◆ **DESCRIPTION DU PROBLÈME**
Modifiez ces lignes en remplaçant « rock » par « boulder » dans tous les enregistrements, sans rien changer d'autre. Laissez les images hors de la réponse.

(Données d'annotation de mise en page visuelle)
- - - -
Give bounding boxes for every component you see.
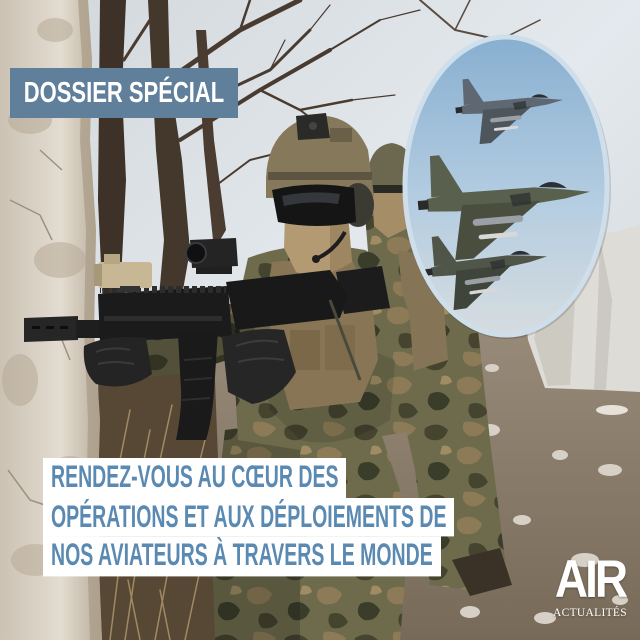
helmet-patch	[330, 128, 352, 142]
weapon-light-mount	[120, 286, 140, 292]
promo-card: DOSSIER SPÉCIAL RENDEZ-VOUS AU CŒUR DES …	[0, 0, 640, 640]
rifle-stock	[336, 266, 390, 314]
weapon-light	[98, 262, 152, 288]
rifle-side-rail	[104, 316, 222, 321]
air-actualites-logo: AIR ACTUALITÉS	[546, 552, 634, 620]
dossier-banner: DOSSIER SPÉCIAL	[10, 68, 238, 118]
rock	[460, 606, 480, 618]
weapon-light-switch	[104, 254, 120, 264]
headline-line-2: OPÉRATIONS ET AUX DÉPLOIEMENTS DE	[43, 497, 455, 537]
helmet-rail	[268, 172, 372, 180]
rifle-sight-lens	[185, 242, 207, 264]
headline-line-1: RENDEZ-VOUS AU CŒUR DES	[43, 458, 347, 498]
rock	[598, 464, 622, 476]
headline: RENDEZ-VOUS AU CŒUR DES OPÉRATIONS ET AU…	[43, 458, 455, 577]
flash-hider-slot	[60, 326, 68, 329]
weapon-light-lens	[94, 264, 102, 286]
nvg-mount-knob	[309, 122, 317, 130]
logo-tagline: ACTUALITÉS	[553, 607, 627, 619]
rock	[552, 450, 568, 460]
rock	[485, 364, 499, 372]
rock	[513, 515, 531, 525]
flash-hider-slot	[32, 326, 40, 329]
logo-wordmark: AIR	[554, 548, 628, 609]
pouch	[325, 325, 355, 370]
headline-line-3: NOS AVIATEURS À TRAVERS LE MONDE	[43, 536, 441, 577]
rifle-barrel-nut	[76, 320, 100, 338]
pouch	[290, 330, 320, 370]
rock	[596, 405, 628, 415]
banner-label: DOSSIER SPÉCIAL	[23, 76, 225, 109]
flash-hider-slot	[46, 326, 54, 329]
microphone	[312, 255, 320, 263]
- - - -
◆ **RÉPONSE ATTENDUE**
Give bounding boxes for every component you see.
helmet-patch	[330, 128, 352, 142]
weapon-light-mount	[120, 286, 140, 292]
promo-card: DOSSIER SPÉCIAL RENDEZ-VOUS AU CŒUR DES …	[0, 0, 640, 640]
rifle-stock	[336, 266, 390, 314]
weapon-light	[98, 262, 152, 288]
rifle-side-rail	[104, 316, 222, 321]
air-actualites-logo: AIR ACTUALITÉS	[546, 552, 634, 620]
dossier-banner: DOSSIER SPÉCIAL	[10, 68, 238, 118]
boulder	[460, 606, 480, 618]
weapon-light-switch	[104, 254, 120, 264]
headline-line-2: OPÉRATIONS ET AUX DÉPLOIEMENTS DE	[43, 497, 455, 537]
helmet-rail	[268, 172, 372, 180]
rifle-sight-lens	[185, 242, 207, 264]
headline-line-1: RENDEZ-VOUS AU CŒUR DES	[43, 458, 347, 498]
boulder	[598, 464, 622, 476]
headline: RENDEZ-VOUS AU CŒUR DES OPÉRATIONS ET AU…	[43, 458, 455, 577]
flash-hider-slot	[60, 326, 68, 329]
weapon-light-lens	[94, 264, 102, 286]
nvg-mount-knob	[309, 122, 317, 130]
logo-tagline: ACTUALITÉS	[553, 607, 627, 619]
boulder	[552, 450, 568, 460]
boulder	[485, 364, 499, 372]
boulder	[513, 515, 531, 525]
flash-hider-slot	[32, 326, 40, 329]
logo-wordmark: AIR	[554, 548, 628, 609]
pouch	[325, 325, 355, 370]
headline-line-3: NOS AVIATEURS À TRAVERS LE MONDE	[43, 536, 441, 577]
rifle-barrel-nut	[76, 320, 100, 338]
pouch	[290, 330, 320, 370]
boulder	[596, 405, 628, 415]
banner-label: DOSSIER SPÉCIAL	[23, 76, 225, 109]
flash-hider-slot	[46, 326, 54, 329]
microphone	[312, 255, 320, 263]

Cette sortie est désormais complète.